[Stored data entries]

* START *

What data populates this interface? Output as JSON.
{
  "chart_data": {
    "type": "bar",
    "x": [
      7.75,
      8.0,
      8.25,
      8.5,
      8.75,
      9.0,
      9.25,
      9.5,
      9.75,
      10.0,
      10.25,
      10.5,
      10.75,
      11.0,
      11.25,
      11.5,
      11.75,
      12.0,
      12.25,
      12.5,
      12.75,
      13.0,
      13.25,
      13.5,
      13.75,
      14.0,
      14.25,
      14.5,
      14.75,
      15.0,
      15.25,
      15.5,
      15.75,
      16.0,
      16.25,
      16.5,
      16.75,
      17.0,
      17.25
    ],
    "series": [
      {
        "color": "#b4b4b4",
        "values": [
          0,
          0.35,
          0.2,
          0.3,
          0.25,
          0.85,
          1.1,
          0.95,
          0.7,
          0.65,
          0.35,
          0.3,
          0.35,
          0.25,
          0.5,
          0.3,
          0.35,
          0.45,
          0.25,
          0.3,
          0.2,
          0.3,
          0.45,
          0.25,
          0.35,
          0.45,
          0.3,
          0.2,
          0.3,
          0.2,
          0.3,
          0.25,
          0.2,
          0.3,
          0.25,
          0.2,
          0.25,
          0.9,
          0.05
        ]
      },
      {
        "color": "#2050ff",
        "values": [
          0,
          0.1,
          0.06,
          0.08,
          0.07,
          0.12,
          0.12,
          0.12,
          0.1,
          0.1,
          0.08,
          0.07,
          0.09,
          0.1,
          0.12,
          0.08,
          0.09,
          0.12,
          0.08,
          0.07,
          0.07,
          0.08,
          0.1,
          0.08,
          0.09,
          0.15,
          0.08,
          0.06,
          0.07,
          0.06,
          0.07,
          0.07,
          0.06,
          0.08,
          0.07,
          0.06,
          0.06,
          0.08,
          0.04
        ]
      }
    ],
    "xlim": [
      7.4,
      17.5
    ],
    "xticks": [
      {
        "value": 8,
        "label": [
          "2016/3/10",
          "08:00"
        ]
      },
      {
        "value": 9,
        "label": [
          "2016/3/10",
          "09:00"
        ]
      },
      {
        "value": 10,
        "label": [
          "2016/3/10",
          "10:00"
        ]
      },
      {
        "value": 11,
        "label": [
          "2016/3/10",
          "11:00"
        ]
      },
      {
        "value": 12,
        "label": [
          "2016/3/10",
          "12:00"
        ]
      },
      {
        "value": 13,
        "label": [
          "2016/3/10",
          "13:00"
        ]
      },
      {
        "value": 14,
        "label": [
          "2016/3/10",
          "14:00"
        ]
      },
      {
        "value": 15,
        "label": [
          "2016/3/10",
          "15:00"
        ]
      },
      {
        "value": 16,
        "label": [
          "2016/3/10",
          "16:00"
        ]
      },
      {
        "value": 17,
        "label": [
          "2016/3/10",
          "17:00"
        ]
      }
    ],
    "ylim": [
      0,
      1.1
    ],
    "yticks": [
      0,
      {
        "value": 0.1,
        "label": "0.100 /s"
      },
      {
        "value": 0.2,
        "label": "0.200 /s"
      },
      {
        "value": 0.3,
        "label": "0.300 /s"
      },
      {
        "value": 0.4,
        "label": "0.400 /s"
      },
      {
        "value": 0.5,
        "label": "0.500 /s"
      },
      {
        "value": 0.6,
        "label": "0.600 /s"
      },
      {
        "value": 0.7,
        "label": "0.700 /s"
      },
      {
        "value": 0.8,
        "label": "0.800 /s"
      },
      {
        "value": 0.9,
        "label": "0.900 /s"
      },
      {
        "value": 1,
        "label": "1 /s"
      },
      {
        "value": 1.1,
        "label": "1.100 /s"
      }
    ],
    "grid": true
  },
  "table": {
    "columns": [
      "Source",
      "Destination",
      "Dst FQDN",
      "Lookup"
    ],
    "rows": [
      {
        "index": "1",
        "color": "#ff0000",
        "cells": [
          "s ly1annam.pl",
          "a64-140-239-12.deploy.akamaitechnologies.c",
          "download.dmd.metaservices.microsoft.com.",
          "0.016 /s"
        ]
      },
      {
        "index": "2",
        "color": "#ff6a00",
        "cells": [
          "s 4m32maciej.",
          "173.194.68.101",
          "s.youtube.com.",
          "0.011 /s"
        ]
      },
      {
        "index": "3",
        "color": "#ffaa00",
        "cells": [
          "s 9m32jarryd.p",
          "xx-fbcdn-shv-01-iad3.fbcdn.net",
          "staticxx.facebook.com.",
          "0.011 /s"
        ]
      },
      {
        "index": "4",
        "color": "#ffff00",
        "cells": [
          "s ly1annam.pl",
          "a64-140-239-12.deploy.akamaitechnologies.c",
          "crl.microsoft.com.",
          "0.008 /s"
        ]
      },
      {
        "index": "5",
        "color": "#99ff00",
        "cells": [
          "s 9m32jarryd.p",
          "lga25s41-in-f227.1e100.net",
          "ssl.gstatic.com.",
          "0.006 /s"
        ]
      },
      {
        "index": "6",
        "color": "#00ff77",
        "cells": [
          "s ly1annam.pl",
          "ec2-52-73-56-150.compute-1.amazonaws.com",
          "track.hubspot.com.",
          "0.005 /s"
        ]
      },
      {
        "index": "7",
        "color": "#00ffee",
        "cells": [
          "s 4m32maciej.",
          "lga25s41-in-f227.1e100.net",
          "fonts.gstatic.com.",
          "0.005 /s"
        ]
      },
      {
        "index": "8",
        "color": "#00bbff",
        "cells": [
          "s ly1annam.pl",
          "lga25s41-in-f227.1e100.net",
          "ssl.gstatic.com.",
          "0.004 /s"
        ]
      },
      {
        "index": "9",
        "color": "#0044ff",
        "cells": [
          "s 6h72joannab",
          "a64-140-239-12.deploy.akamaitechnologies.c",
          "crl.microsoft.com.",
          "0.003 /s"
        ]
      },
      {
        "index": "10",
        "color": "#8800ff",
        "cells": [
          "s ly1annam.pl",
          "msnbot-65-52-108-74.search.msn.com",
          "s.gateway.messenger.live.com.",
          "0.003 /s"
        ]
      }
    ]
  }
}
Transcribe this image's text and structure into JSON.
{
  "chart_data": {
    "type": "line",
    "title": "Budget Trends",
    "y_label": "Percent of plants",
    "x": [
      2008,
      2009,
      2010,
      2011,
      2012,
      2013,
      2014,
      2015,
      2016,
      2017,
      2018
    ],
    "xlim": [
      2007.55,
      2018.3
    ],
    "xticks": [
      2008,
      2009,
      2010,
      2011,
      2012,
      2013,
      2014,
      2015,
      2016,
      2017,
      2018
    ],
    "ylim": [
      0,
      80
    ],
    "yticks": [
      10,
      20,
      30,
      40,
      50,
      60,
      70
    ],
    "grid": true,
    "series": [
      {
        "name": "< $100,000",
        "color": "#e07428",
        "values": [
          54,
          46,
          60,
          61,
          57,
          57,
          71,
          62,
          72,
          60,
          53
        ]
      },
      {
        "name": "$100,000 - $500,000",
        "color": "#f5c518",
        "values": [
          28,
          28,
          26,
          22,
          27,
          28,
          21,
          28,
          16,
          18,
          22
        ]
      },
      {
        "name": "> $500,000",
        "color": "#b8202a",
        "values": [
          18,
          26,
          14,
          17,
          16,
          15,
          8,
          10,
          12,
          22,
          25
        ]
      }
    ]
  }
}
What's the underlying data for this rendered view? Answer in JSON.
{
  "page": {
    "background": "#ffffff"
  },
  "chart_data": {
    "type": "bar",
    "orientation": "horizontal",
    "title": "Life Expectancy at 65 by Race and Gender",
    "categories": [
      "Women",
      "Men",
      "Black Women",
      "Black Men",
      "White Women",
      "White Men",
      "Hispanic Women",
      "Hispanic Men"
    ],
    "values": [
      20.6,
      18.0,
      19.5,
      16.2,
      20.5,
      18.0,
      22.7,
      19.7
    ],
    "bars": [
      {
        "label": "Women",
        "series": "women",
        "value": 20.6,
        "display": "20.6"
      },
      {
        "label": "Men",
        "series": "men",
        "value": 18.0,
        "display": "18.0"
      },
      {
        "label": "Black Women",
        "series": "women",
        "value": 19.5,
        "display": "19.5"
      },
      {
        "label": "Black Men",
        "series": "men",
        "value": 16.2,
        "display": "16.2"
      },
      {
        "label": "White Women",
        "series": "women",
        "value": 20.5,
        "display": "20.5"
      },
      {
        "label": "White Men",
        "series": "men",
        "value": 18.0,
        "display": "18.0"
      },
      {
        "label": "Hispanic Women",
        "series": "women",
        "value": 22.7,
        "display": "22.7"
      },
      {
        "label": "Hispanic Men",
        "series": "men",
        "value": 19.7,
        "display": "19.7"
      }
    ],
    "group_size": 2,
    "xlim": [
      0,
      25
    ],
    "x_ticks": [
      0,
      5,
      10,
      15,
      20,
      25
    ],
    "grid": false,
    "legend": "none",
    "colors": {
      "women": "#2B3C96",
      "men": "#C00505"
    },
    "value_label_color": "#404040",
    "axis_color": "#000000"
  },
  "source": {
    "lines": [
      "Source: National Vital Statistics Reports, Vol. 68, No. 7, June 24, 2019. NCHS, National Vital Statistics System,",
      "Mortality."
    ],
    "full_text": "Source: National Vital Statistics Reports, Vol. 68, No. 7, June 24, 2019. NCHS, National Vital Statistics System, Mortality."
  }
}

* END *

Pull every line containing "this" out of the records.

What data populates this interface? Output as JSON.
Transcribe this image's text and structure into JSON.
What's the underlying data for this rendered view? Answer in JSON.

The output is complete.